Set task: Will you give the material below again, every line exactly as it is?

Information given:
>> START

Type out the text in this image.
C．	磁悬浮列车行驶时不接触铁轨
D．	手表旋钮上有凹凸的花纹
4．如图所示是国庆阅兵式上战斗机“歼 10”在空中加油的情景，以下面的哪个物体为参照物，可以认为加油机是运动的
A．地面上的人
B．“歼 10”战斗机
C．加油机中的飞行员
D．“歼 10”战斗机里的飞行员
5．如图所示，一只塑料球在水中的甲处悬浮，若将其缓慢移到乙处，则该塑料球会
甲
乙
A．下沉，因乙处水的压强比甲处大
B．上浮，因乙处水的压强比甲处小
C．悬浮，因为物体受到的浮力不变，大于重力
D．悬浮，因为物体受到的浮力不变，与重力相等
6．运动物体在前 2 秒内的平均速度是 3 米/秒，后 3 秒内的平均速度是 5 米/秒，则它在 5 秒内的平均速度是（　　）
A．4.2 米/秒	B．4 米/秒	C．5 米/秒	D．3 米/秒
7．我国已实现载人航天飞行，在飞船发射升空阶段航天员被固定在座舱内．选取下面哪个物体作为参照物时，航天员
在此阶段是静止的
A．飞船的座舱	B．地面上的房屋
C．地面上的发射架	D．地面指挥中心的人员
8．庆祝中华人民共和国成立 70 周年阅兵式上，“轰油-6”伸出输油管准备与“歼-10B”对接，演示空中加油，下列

>> END

Correct output:
Type out the text in this image.
C．	磁悬浮列车行驶时不接触铁轨
D．	手表旋钮上有凹凸的花纹
4．如图所示是国庆阅兵式上战斗机“歼 10”在空中加油的情景，以下面的哪个物体为参照物，可以认为加油机是运动的
A．地面上的人
B．“歼 10”战斗机
C．加油机中的飞行员
D．“歼 10”战斗机里的飞行员
5．如图所示，一只塑料球在水中的甲处悬浮，若将其缓慢移到乙处，则该塑料球会
甲
乙
A．下沉，因乙处水的压强比甲处大
B．上浮，因乙处水的压强比甲处小
C．悬浮，因为物体受到的浮力不变，大于重力
D．悬浮，因为物体受到的浮力不变，与重力相等
6．运动物体在前 2 秒内的平均速度是 3 米/秒，后 3 秒内的平均速度是 5 米/秒，则它在 5 秒内的平均速度是（　　）
A．4.2 米/秒	B．4 米/秒	C．5 米/秒	D．3 米/秒
7．我国已实现载人航天飞行，在飞船发射升空阶段航天员被固定在座舱内．选取下面哪个物体作为参照物时，航天员
在此阶段是静止的
A．飞船的座舱	B．地面上的房屋
C．地面上的发射架	D．地面指挥中心的人员
8．庆祝中华人民共和国成立 70 周年阅兵式上，“轰油-6”伸出输油管准备与“歼-10B”对接，演示空中加油，下列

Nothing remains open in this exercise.